* Work required:
Each entry has to be copied exactly, with nothing missed.

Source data

○ ○ ○

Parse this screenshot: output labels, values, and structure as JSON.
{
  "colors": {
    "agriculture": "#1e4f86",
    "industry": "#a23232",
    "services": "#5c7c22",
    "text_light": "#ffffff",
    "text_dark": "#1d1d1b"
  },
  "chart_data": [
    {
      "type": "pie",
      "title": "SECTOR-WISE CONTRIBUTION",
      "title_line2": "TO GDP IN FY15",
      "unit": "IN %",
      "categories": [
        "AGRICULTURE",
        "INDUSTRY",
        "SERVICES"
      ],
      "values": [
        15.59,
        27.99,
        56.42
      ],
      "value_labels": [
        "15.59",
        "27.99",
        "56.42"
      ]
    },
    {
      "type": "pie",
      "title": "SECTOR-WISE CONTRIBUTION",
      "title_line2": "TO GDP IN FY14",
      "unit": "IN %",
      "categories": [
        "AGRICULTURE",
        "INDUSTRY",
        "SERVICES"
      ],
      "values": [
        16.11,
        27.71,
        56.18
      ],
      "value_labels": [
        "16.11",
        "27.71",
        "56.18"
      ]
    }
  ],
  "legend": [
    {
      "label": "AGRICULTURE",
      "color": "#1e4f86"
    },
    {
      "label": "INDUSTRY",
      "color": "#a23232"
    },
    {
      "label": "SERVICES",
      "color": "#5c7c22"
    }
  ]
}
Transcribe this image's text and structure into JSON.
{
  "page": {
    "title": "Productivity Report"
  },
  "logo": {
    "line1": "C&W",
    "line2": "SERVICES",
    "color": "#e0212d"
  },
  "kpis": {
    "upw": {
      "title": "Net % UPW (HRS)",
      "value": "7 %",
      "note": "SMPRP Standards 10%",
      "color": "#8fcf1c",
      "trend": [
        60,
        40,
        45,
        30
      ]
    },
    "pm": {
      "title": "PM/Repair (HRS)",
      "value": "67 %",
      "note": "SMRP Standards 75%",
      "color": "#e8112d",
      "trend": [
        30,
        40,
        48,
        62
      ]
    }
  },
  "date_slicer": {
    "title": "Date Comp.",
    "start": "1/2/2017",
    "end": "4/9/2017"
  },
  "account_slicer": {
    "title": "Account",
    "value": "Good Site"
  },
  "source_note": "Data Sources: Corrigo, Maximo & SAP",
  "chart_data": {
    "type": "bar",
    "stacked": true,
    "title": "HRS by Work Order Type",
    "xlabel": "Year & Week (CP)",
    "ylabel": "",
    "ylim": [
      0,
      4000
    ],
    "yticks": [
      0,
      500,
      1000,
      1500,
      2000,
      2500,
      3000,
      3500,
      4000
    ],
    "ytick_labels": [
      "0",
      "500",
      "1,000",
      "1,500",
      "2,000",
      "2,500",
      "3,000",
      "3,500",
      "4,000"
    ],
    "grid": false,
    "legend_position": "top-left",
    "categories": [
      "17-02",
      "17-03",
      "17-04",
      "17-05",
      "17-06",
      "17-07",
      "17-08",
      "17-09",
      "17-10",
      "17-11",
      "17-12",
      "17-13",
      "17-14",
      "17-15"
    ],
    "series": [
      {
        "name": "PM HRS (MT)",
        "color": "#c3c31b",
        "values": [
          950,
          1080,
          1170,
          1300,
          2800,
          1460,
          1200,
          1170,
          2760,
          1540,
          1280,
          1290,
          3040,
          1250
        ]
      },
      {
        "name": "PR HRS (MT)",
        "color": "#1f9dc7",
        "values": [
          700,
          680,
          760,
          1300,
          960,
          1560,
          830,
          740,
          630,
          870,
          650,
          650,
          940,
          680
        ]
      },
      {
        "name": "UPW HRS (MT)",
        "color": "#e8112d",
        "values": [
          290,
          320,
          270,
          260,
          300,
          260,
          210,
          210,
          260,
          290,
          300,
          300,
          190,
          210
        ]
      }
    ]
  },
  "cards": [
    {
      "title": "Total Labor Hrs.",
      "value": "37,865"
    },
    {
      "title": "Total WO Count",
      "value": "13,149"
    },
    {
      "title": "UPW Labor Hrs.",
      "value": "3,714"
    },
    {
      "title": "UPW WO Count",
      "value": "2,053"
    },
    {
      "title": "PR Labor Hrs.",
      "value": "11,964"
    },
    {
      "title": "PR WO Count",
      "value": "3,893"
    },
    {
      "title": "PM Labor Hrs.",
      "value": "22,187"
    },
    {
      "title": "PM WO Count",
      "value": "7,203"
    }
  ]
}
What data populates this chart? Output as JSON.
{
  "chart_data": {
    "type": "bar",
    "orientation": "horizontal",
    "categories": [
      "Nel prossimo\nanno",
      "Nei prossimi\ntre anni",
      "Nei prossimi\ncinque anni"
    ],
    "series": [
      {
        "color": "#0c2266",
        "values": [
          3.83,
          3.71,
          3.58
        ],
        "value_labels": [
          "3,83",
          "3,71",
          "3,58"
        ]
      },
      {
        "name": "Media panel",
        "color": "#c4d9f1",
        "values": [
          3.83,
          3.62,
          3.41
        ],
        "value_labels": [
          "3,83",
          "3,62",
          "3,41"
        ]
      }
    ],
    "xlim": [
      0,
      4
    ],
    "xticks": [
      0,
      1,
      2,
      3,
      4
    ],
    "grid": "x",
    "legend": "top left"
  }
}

○ ○ ○

* Task result:
Parse this screenshot: output labels, values, and structure as JSON.
{
  "colors": {
    "agriculture": "#1e4f86",
    "industry": "#a23232",
    "services": "#5c7c22",
    "text_light": "#ffffff",
    "text_dark": "#1d1d1b"
  },
  "chart_data": [
    {
      "type": "pie",
      "title": "SECTOR-WISE CONTRIBUTION",
      "title_line2": "TO GDP IN FY15",
      "unit": "IN %",
      "categories": [
        "AGRICULTURE",
        "INDUSTRY",
        "SERVICES"
      ],
      "values": [
        15.59,
        27.99,
        56.42
      ],
      "value_labels": [
        "15.59",
        "27.99",
        "56.42"
      ]
    },
    {
      "type": "pie",
      "title": "SECTOR-WISE CONTRIBUTION",
      "title_line2": "TO GDP IN FY14",
      "unit": "IN %",
      "categories": [
        "AGRICULTURE",
        "INDUSTRY",
        "SERVICES"
      ],
      "values": [
        16.11,
        27.71,
        56.18
      ],
      "value_labels": [
        "16.11",
        "27.71",
        "56.18"
      ]
    }
  ],
  "legend": [
    {
      "label": "AGRICULTURE",
      "color": "#1e4f86"
    },
    {
      "label": "INDUSTRY",
      "color": "#a23232"
    },
    {
      "label": "SERVICES",
      "color": "#5c7c22"
    }
  ]
}
Transcribe this image's text and structure into JSON.
{
  "page": {
    "title": "Productivity Report"
  },
  "logo": {
    "line1": "C&W",
    "line2": "SERVICES",
    "color": "#e0212d"
  },
  "kpis": {
    "upw": {
      "title": "Net % UPW (HRS)",
      "value": "7 %",
      "note": "SMPRP Standards 10%",
      "color": "#8fcf1c",
      "trend": [
        60,
        40,
        45,
        30
      ]
    },
    "pm": {
      "title": "PM/Repair (HRS)",
      "value": "67 %",
      "note": "SMRP Standards 75%",
      "color": "#e8112d",
      "trend": [
        30,
        40,
        48,
        62
      ]
    }
  },
  "date_slicer": {
    "title": "Date Comp.",
    "start": "1/2/2017",
    "end": "4/9/2017"
  },
  "account_slicer": {
    "title": "Account",
    "value": "Good Site"
  },
  "source_note": "Data Sources: Corrigo, Maximo & SAP",
  "chart_data": {
    "type": "bar",
    "stacked": true,
    "title": "HRS by Work Order Type",
    "xlabel": "Year & Week (CP)",
    "ylabel": "",
    "ylim": [
      0,
      4000
    ],
    "yticks": [
      0,
      500,
      1000,
      1500,
      2000,
      2500,
      3000,
      3500,
      4000
    ],
    "ytick_labels": [
      "0",
      "500",
      "1,000",
      "1,500",
      "2,000",
      "2,500",
      "3,000",
      "3,500",
      "4,000"
    ],
    "grid": false,
    "legend_position": "top-left",
    "categories": [
      "17-02",
      "17-03",
      "17-04",
      "17-05",
      "17-06",
      "17-07",
      "17-08",
      "17-09",
      "17-10",
      "17-11",
      "17-12",
      "17-13",
      "17-14",
      "17-15"
    ],
    "series": [
      {
        "name": "PM HRS (MT)",
        "color": "#c3c31b",
        "values": [
          950,
          1080,
          1170,
          1300,
          2800,
          1460,
          1200,
          1170,
          2760,
          1540,
          1280,
          1290,
          3040,
          1250
        ]
      },
      {
        "name": "PR HRS (MT)",
        "color": "#1f9dc7",
        "values": [
          700,
          680,
          760,
          1300,
          960,
          1560,
          830,
          740,
          630,
          870,
          650,
          650,
          940,
          680
        ]
      },
      {
        "name": "UPW HRS (MT)",
        "color": "#e8112d",
        "values": [
          290,
          320,
          270,
          260,
          300,
          260,
          210,
          210,
          260,
          290,
          300,
          300,
          190,
          210
        ]
      }
    ]
  },
  "cards": [
    {
      "title": "Total Labor Hrs.",
      "value": "37,865"
    },
    {
      "title": "Total WO Count",
      "value": "13,149"
    },
    {
      "title": "UPW Labor Hrs.",
      "value": "3,714"
    },
    {
      "title": "UPW WO Count",
      "value": "2,053"
    },
    {
      "title": "PR Labor Hrs.",
      "value": "11,964"
    },
    {
      "title": "PR WO Count",
      "value": "3,893"
    },
    {
      "title": "PM Labor Hrs.",
      "value": "22,187"
    },
    {
      "title": "PM WO Count",
      "value": "7,203"
    }
  ]
}
What data populates this chart? Output as JSON.
{
  "chart_data": {
    "type": "bar",
    "orientation": "horizontal",
    "categories": [
      "Nel prossimo\nanno",
      "Nei prossimi\ntre anni",
      "Nei prossimi\ncinque anni"
    ],
    "series": [
      {
        "color": "#0c2266",
        "values": [
          3.83,
          3.71,
          3.58
        ],
        "value_labels": [
          "3,83",
          "3,71",
          "3,58"
        ]
      },
      {
        "name": "Media panel",
        "color": "#c4d9f1",
        "values": [
          3.83,
          3.62,
          3.41
        ],
        "value_labels": [
          "3,83",
          "3,62",
          "3,41"
        ]
      }
    ],
    "xlim": [
      0,
      4
    ],
    "xticks": [
      0,
      1,
      2,
      3,
      4
    ],
    "grid": "x",
    "legend": "top left"
  }
}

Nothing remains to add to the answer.